# Rabbit and Raccoon Swimming in the River



## PixelRabbit (Aug 20, 2012)

A couple days ago we were sitting on the deck and I noticed something on the river.  
It looked "odd" so I grabbed my camera and snapped a couple shots.  Much to my surprise it was a rabbit!









I looked up rabbits and swimming because I  never really put the two together.  Found out that they don't like it much but will do it to get away from a predator.

A little while later in the day we heard a big ruckus up river. Whatever it was didn't sound happy, it sounded like it was fighting for it's life.  Again I grabbed the camera and this time found a raccoon in the river.

I'm not sure what is on the shoreline around here going after everyone, it is obviously pretty nasty and perhaps uninterested in getting in the river?

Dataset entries
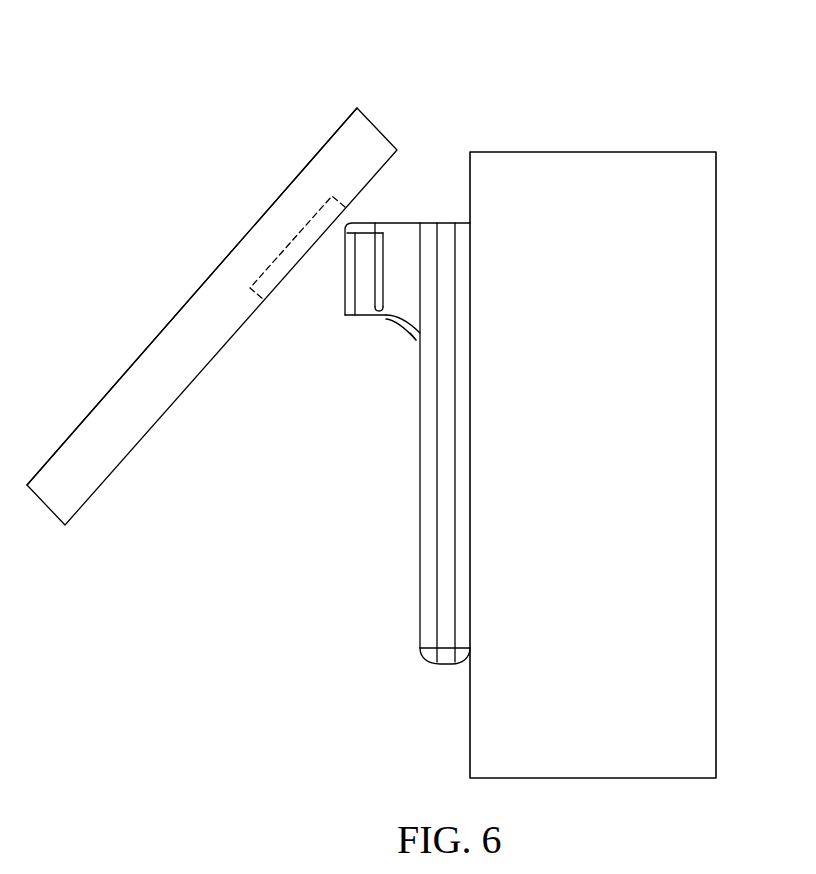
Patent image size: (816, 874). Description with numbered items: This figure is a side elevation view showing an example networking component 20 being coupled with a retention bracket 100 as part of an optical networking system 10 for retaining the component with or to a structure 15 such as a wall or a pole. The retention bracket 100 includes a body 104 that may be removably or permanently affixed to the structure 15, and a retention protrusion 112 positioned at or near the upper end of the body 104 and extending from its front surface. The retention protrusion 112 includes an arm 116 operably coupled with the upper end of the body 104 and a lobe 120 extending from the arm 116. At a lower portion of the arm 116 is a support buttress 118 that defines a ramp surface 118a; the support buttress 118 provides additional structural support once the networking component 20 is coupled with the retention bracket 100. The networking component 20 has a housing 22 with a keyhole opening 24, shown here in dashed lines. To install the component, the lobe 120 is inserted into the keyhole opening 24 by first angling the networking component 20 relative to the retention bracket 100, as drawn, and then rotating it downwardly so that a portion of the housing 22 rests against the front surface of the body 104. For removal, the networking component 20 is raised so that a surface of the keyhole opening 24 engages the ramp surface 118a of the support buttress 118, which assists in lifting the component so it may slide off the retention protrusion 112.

The optical networking system 10 is at (258, 56).
The structure 15 is at (593, 151).
The networking component 20 is at (203, 284).
The housing 22 is at (117, 408).
The keyhole opening 24 is at (310, 207).
The retention bracket 100 is at (430, 381).
The body 104 is at (445, 595).
The retention protrusion 112 is at (430, 288).
The arm 116 is at (398, 272).
The support buttress 118 is at (393, 313).
The ramp surface 118a is at (413, 334).
The lobe 120 is at (350, 296).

TASK PROMPT: Please output, word for word, the part of the post about the swimming rabbit and raccoon that begins at the words "I looked up" and stops after "from a predator.".

EXPECTED OUTPUT:
I looked up rabbits and swimming because I  never really put the two together.  Found out that they don't like it much but will do it to get away from a predator.